■ Work to do:
Tally the lines that contain "manager" and report the total alone.

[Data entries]
============

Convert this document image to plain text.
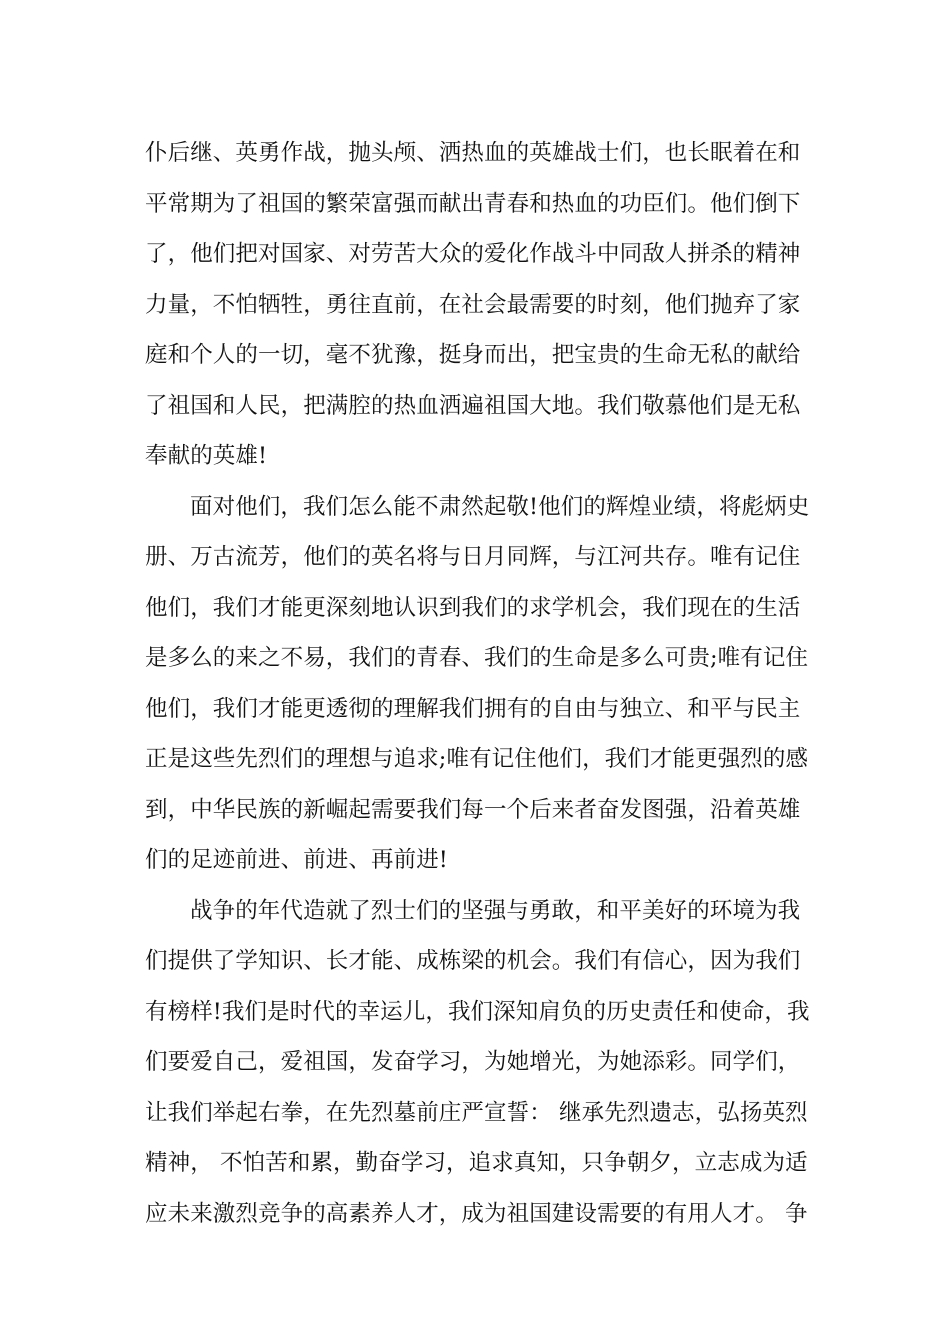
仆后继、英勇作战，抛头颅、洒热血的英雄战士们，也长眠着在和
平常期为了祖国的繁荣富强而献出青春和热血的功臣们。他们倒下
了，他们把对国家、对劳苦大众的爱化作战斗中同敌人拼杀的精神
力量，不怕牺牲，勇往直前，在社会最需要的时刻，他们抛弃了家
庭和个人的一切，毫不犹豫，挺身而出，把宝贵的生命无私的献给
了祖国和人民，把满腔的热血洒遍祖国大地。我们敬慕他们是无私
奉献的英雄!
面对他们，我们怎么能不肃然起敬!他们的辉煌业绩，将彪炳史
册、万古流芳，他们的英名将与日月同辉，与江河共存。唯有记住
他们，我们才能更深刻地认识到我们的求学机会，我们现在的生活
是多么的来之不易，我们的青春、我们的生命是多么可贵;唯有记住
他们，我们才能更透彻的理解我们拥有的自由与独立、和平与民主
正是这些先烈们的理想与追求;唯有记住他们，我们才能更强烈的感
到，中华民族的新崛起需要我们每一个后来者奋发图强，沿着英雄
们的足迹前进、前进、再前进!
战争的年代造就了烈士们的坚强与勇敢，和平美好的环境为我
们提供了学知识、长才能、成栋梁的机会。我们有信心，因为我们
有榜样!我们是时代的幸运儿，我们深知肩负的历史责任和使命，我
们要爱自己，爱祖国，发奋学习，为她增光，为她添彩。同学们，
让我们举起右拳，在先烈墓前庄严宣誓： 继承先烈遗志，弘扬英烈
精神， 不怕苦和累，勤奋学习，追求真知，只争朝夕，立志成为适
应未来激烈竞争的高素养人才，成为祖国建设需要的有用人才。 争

============

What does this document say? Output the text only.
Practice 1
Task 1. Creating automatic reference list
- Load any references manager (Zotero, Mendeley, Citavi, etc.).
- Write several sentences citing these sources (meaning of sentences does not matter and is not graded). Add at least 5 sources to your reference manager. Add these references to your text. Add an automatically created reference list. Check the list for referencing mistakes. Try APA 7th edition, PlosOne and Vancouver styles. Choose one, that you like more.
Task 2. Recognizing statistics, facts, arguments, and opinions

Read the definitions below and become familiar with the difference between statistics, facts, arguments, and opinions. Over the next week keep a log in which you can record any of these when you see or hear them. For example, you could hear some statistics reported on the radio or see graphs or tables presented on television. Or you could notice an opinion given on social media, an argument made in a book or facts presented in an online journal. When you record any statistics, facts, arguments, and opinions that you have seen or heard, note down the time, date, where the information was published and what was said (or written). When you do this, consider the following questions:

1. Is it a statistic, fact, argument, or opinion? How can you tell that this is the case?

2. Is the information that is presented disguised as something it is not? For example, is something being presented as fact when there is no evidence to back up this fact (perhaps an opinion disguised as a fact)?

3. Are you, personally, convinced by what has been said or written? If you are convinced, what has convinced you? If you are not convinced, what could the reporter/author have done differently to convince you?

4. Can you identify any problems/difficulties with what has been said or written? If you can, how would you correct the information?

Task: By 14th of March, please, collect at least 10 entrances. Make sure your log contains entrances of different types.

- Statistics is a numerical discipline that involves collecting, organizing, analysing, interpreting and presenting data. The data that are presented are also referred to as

============

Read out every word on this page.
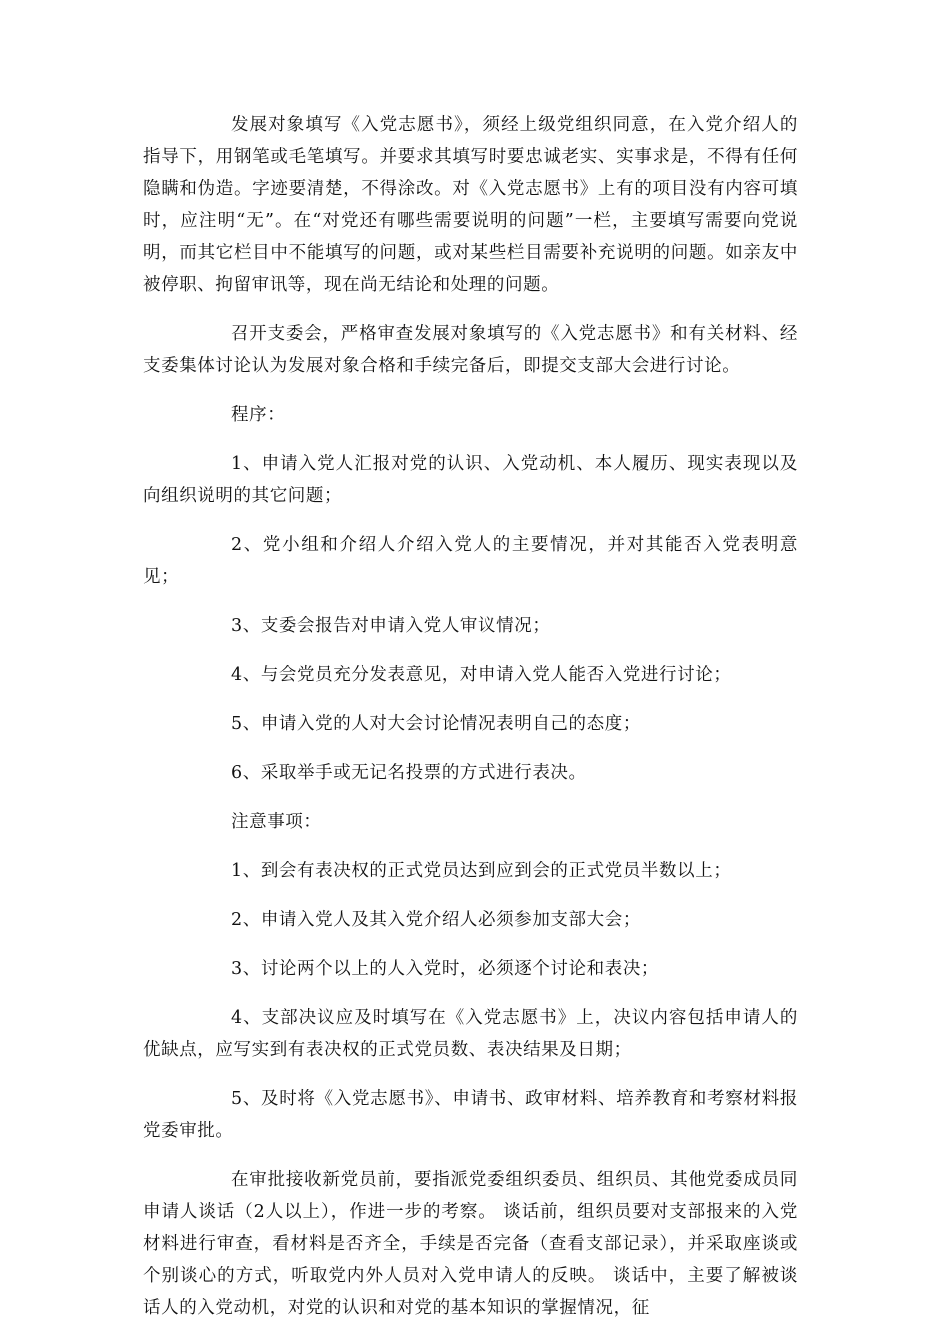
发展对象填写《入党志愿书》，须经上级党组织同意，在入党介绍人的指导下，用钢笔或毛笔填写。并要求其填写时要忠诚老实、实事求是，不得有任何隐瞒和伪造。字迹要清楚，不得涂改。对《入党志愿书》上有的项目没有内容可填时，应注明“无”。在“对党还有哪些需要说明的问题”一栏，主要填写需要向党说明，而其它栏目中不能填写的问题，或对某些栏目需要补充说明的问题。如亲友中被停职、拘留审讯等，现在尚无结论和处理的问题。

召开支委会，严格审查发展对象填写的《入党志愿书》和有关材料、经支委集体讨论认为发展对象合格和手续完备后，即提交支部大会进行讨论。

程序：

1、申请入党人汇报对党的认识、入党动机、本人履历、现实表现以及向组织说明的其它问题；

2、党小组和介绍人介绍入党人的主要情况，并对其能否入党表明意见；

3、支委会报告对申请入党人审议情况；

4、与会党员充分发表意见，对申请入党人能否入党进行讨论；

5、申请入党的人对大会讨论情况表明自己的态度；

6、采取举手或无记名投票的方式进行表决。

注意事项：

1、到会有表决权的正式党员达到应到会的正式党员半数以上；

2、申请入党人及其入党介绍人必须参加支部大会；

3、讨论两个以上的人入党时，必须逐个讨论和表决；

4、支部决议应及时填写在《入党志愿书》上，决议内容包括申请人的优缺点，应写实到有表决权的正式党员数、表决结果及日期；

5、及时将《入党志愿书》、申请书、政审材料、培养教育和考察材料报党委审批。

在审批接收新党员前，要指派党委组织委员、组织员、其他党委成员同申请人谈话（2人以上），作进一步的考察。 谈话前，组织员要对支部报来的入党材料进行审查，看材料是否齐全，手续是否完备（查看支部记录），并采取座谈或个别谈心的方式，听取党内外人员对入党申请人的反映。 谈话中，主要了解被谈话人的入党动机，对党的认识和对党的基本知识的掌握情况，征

============

■ Response to the task:
2